Records from a collection:
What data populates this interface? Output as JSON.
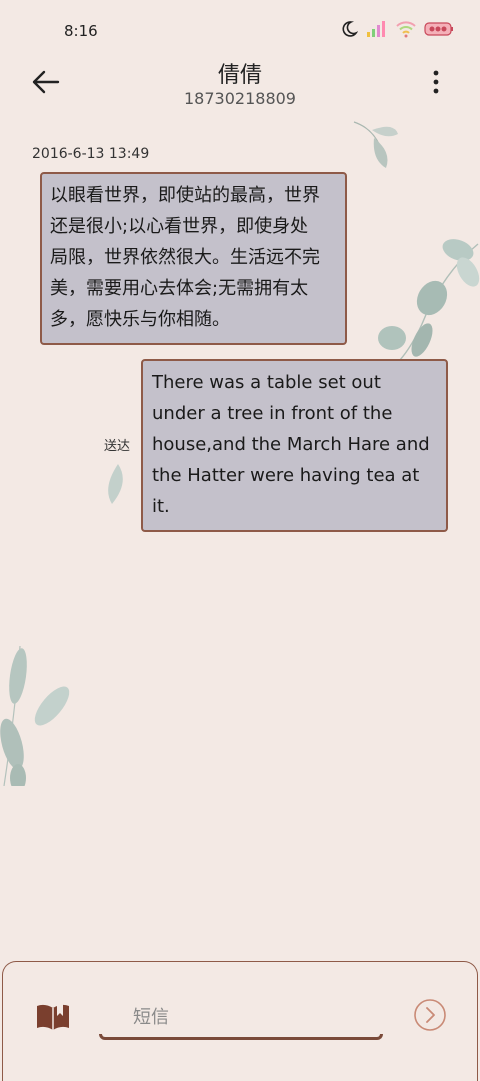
{
  "status_bar": {
    "time": "8:16",
    "icons": [
      "moon-icon",
      "signal-icon",
      "wifi-icon",
      "battery-icon"
    ]
  },
  "header": {
    "contact_name": "倩倩",
    "phone_number": "18730218809",
    "back_icon": "arrow-left-icon",
    "more_icon": "more-vertical-icon"
  },
  "conversation": {
    "timestamp": "2016-6-13 13:49",
    "messages": [
      {
        "direction": "incoming",
        "lines": [
          "以眼看世界，即使站的最高，世界",
          "还是很小;以心看世界，即使身处",
          "局限，世界依然很大。生活远不完",
          "美，需要用心去体会;无需拥有太",
          "多，愿快乐与你相随。"
        ]
      },
      {
        "direction": "outgoing",
        "lines": [
          "There was a table set out",
          "under a tree in front of the",
          "house,and the March Hare and",
          "the Hatter were having tea at",
          "it."
        ],
        "status": "送达"
      }
    ]
  },
  "composer": {
    "placeholder": "短信",
    "value": "",
    "attach_icon": "book-icon",
    "send_icon": "send-arrow-icon"
  },
  "colors": {
    "background": "#f3e9e4",
    "bubble_fill": "#c4c1cb",
    "bubble_border": "#8e5a48",
    "accent_brown": "#7a4a39",
    "send_icon": "#c98a76"
  }
}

EXERCISE DESCRIPTION -> Skip the images and write out the rest of the listing exactly.

WRITTEN ANSWER ->
What data populates this interface? Output as JSON.
{
  "status_bar": {
    "time": "8:16",
    "icons": [
      "moon-icon",
      "signal-icon",
      "wifi-icon",
      "battery-icon"
    ]
  },
  "header": {
    "contact_name": "倩倩",
    "phone_number": "18730218809",
    "back_icon": "arrow-left-icon",
    "more_icon": "more-vertical-icon"
  },
  "conversation": {
    "timestamp": "2016-6-13 13:49",
    "messages": [
      {
        "direction": "incoming",
        "lines": [
          "以眼看世界，即使站的最高，世界",
          "还是很小;以心看世界，即使身处",
          "局限，世界依然很大。生活远不完",
          "美，需要用心去体会;无需拥有太",
          "多，愿快乐与你相随。"
        ]
      },
      {
        "direction": "outgoing",
        "lines": [
          "There was a table set out",
          "under a tree in front of the",
          "house,and the March Hare and",
          "the Hatter were having tea at",
          "it."
        ],
        "status": "送达"
      }
    ]
  },
  "composer": {
    "placeholder": "短信",
    "value": "",
    "attach_icon": "book-icon",
    "send_icon": "send-arrow-icon"
  },
  "colors": {
    "background": "#f3e9e4",
    "bubble_fill": "#c4c1cb",
    "bubble_border": "#8e5a48",
    "accent_brown": "#7a4a39",
    "send_icon": "#c98a76"
  }
}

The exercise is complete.